• [YOUR GOAL]
The records are set out below this line. Return exactly the lines from the one containing "Parse this screenshot: output" through the last, and exclude the pictures.
^^^^^^^^
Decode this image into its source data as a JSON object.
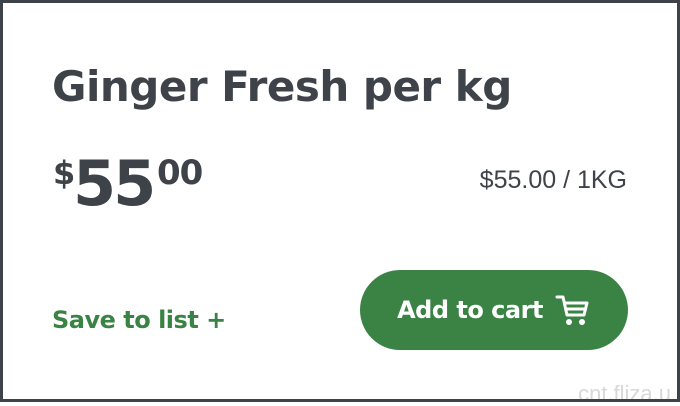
{
  "product": {
    "title": "Ginger Fresh per kg",
    "price": {
      "currency": "$",
      "dollars": "55",
      "cents": "00"
    },
    "unit_price": "$55.00 / 1KG"
  },
  "actions": {
    "save_label": "Save to list +",
    "add_to_cart_label": "Add to cart",
    "cart_icon": "shopping-cart-icon"
  },
  "watermark": "cnt.fliza.u",
  "colors": {
    "text": "#3d4349",
    "accent": "#3a8345",
    "border": "#3d4349"
  }
}
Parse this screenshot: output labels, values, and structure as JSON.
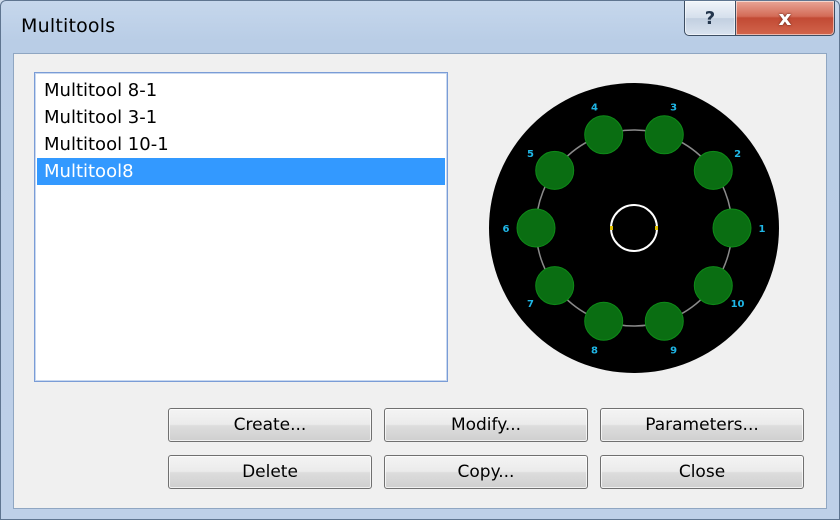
{
  "window": {
    "title": "Multitools",
    "help_symbol": "?",
    "close_symbol": "x"
  },
  "multitools": {
    "items": [
      {
        "label": "Multitool 8-1",
        "selected": false
      },
      {
        "label": "Multitool 3-1",
        "selected": false
      },
      {
        "label": "Multitool 10-1",
        "selected": false
      },
      {
        "label": "Multitool8",
        "selected": true
      }
    ]
  },
  "preview": {
    "station_labels": [
      "1",
      "2",
      "3",
      "4",
      "5",
      "6",
      "7",
      "8",
      "9",
      "10"
    ],
    "colors": {
      "disk": "#000000",
      "station_fill": "#0a6e12",
      "station_stroke": "#0e8a18",
      "ring": "#8a8a8a",
      "center_ring": "#ffffff",
      "marker": "#e0c000",
      "label": "#1fb6e6"
    }
  },
  "buttons": {
    "create": "Create...",
    "modify": "Modify...",
    "parameters": "Parameters...",
    "delete": "Delete",
    "copy": "Copy...",
    "close": "Close"
  }
}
^^^^^^^^
• [FINISHED EXERCISE]
Parse this screenshot: output labels, values, and structure as JSON.
{
  "window": {
    "title": "Multitools",
    "help_symbol": "?",
    "close_symbol": "x"
  },
  "multitools": {
    "items": [
      {
        "label": "Multitool 8-1",
        "selected": false
      },
      {
        "label": "Multitool 3-1",
        "selected": false
      },
      {
        "label": "Multitool 10-1",
        "selected": false
      },
      {
        "label": "Multitool8",
        "selected": true
      }
    ]
  },
  "preview": {
    "station_labels": [
      "1",
      "2",
      "3",
      "4",
      "5",
      "6",
      "7",
      "8",
      "9",
      "10"
    ],
    "colors": {
      "disk": "#000000",
      "station_fill": "#0a6e12",
      "station_stroke": "#0e8a18",
      "ring": "#8a8a8a",
      "center_ring": "#ffffff",
      "marker": "#e0c000",
      "label": "#1fb6e6"
    }
  },
  "buttons": {
    "create": "Create...",
    "modify": "Modify...",
    "parameters": "Parameters...",
    "delete": "Delete",
    "copy": "Copy...",
    "close": "Close"
  }
}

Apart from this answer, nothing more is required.